## DIRECTIONS:
Reproduce all lines of the listing below in which the word "reading" occurs.
═════ DATA LINES
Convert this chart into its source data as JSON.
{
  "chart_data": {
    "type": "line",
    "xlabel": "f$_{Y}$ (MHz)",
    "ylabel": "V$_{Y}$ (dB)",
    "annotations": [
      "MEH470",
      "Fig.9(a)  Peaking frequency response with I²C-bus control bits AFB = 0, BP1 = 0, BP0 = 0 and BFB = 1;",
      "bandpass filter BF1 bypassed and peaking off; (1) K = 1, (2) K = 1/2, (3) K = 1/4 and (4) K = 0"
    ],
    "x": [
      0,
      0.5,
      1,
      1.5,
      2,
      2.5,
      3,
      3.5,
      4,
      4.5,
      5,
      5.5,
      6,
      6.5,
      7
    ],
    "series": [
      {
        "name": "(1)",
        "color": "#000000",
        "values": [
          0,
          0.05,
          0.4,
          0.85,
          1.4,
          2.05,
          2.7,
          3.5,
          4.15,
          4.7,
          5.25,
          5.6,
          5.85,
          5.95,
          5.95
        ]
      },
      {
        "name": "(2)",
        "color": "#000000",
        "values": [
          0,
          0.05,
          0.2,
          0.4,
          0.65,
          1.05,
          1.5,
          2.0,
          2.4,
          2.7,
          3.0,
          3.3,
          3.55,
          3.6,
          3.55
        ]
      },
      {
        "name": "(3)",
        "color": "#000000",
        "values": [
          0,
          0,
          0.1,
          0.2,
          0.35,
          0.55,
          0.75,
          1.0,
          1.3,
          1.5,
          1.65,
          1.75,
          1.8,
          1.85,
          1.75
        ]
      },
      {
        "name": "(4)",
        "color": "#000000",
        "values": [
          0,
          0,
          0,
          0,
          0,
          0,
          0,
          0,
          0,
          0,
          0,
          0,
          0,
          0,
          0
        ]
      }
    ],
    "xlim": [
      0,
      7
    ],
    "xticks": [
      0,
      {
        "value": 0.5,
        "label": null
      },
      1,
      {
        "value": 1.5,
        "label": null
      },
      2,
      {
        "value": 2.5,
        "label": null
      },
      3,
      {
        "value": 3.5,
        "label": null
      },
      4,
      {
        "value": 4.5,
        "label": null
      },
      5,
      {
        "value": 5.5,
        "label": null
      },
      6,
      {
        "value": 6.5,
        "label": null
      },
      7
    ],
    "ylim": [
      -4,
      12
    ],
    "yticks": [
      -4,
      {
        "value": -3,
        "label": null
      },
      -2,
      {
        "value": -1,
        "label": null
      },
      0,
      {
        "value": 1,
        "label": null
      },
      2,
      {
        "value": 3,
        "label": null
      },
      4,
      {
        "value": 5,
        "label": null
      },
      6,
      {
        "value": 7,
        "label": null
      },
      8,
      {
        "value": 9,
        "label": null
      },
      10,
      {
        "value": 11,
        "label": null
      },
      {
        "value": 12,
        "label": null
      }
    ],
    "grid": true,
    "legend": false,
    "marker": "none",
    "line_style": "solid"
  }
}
══════════
═════ DATA LINES
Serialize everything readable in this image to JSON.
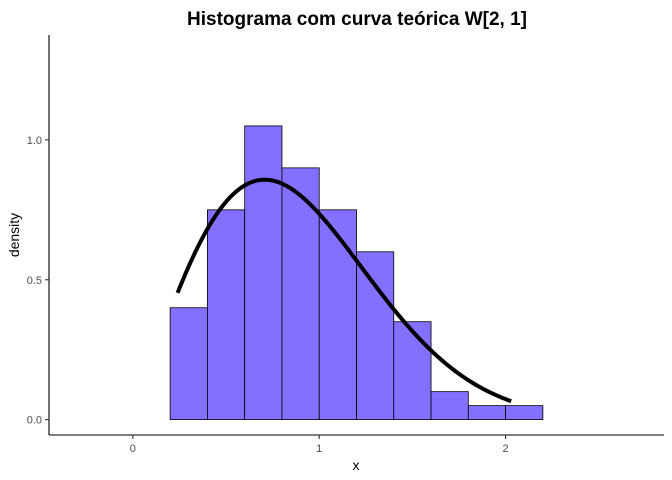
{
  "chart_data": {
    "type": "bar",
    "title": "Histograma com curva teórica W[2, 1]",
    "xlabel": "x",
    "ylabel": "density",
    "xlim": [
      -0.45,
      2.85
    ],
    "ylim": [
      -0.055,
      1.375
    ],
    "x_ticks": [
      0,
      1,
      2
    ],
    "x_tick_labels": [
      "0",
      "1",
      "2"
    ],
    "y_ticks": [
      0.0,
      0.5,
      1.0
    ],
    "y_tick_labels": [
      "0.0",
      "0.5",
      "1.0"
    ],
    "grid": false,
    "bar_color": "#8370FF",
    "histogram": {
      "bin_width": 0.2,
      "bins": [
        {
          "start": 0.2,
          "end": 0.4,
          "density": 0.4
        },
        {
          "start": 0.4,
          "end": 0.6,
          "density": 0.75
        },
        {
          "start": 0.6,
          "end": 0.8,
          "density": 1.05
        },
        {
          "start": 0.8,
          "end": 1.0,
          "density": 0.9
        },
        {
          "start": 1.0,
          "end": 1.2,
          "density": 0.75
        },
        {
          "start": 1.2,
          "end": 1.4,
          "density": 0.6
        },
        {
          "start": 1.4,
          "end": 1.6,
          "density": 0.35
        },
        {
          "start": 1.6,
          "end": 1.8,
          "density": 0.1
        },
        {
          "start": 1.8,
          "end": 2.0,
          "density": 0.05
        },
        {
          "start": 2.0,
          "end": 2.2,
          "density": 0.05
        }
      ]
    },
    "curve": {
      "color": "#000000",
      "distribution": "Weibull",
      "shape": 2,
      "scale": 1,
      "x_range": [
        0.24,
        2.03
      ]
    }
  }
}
══════════
═════ DATA LINES
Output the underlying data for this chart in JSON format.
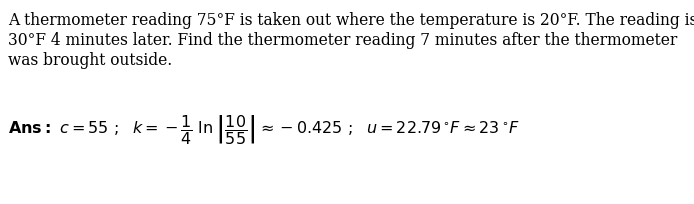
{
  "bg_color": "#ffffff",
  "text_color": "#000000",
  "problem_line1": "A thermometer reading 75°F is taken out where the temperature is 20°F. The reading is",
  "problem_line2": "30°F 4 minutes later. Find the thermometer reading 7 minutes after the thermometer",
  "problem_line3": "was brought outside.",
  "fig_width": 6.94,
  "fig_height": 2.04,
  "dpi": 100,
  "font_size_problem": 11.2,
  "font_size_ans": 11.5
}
══════════
## SOLUTION FOR THIS EXERCISE:
  "problem_line1": "A thermometer reading 75°F is taken out where the temperature is 20°F. The reading is",
  "problem_line2": "30°F 4 minutes later. Find the thermometer reading 7 minutes after the thermometer",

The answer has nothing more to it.